Find each line containing the string "Performance". Copy it.

(Lines of data)
>> Start

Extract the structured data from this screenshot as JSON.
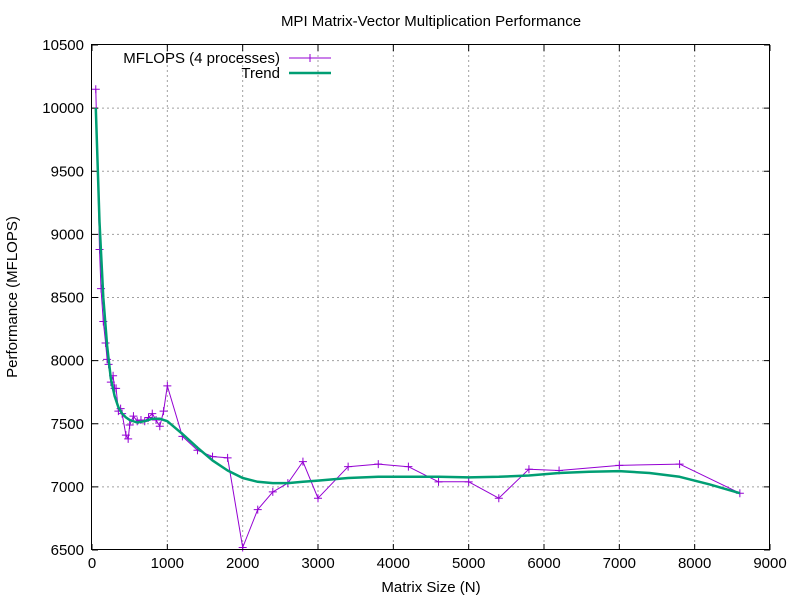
{
  "chart_data": {
    "type": "line",
    "title": "MPI Matrix-Vector Multiplication Performance",
    "xlabel": "Matrix Size (N)",
    "ylabel": "Performance (MFLOPS)",
    "xlim": [
      0,
      9000
    ],
    "ylim": [
      6500,
      10500
    ],
    "xticks": [
      0,
      1000,
      2000,
      3000,
      4000,
      5000,
      6000,
      7000,
      8000,
      9000
    ],
    "yticks": [
      6500,
      7000,
      7500,
      8000,
      8500,
      9000,
      9500,
      10000,
      10500
    ],
    "grid": true,
    "legend_position": "top-left",
    "series": [
      {
        "name": "MFLOPS (4 processes)",
        "color": "#9400d3",
        "marker": "plus",
        "x": [
          50,
          100,
          120,
          150,
          180,
          200,
          220,
          250,
          280,
          300,
          320,
          350,
          380,
          400,
          450,
          480,
          500,
          550,
          600,
          650,
          700,
          750,
          800,
          850,
          900,
          950,
          1000,
          1200,
          1400,
          1600,
          1800,
          2000,
          2200,
          2400,
          2600,
          2800,
          3000,
          3400,
          3800,
          4200,
          4600,
          5000,
          5400,
          5800,
          6200,
          7000,
          7800,
          8600
        ],
        "y": [
          10150,
          8880,
          8570,
          8310,
          8140,
          8010,
          7970,
          7830,
          7880,
          7780,
          7780,
          7600,
          7620,
          7580,
          7410,
          7380,
          7490,
          7560,
          7520,
          7530,
          7520,
          7550,
          7580,
          7530,
          7480,
          7600,
          7800,
          7400,
          7290,
          7240,
          7230,
          6520,
          6820,
          6960,
          7030,
          7200,
          6910,
          7160,
          7180,
          7160,
          7040,
          7040,
          6910,
          7140,
          7130,
          7170,
          7180,
          6950
        ]
      },
      {
        "name": "Trend",
        "color": "#009e73",
        "marker": "none",
        "x": [
          50,
          100,
          150,
          200,
          250,
          300,
          350,
          400,
          450,
          500,
          600,
          700,
          800,
          900,
          1000,
          1200,
          1400,
          1600,
          1800,
          2000,
          2200,
          2400,
          2600,
          2800,
          3000,
          3400,
          3800,
          4200,
          4600,
          5000,
          5400,
          5800,
          6200,
          6600,
          7000,
          7400,
          7800,
          8200,
          8600
        ],
        "y": [
          10000,
          9100,
          8500,
          8120,
          7860,
          7720,
          7630,
          7580,
          7550,
          7530,
          7510,
          7520,
          7540,
          7540,
          7520,
          7420,
          7310,
          7210,
          7130,
          7070,
          7040,
          7030,
          7030,
          7040,
          7050,
          7070,
          7080,
          7080,
          7080,
          7075,
          7080,
          7090,
          7110,
          7120,
          7125,
          7110,
          7080,
          7020,
          6950
        ]
      }
    ]
  }
}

>> End

[Output of the task]:
    "title": "MPI Matrix-Vector Multiplication Performance",
    "ylabel": "Performance (MFLOPS)",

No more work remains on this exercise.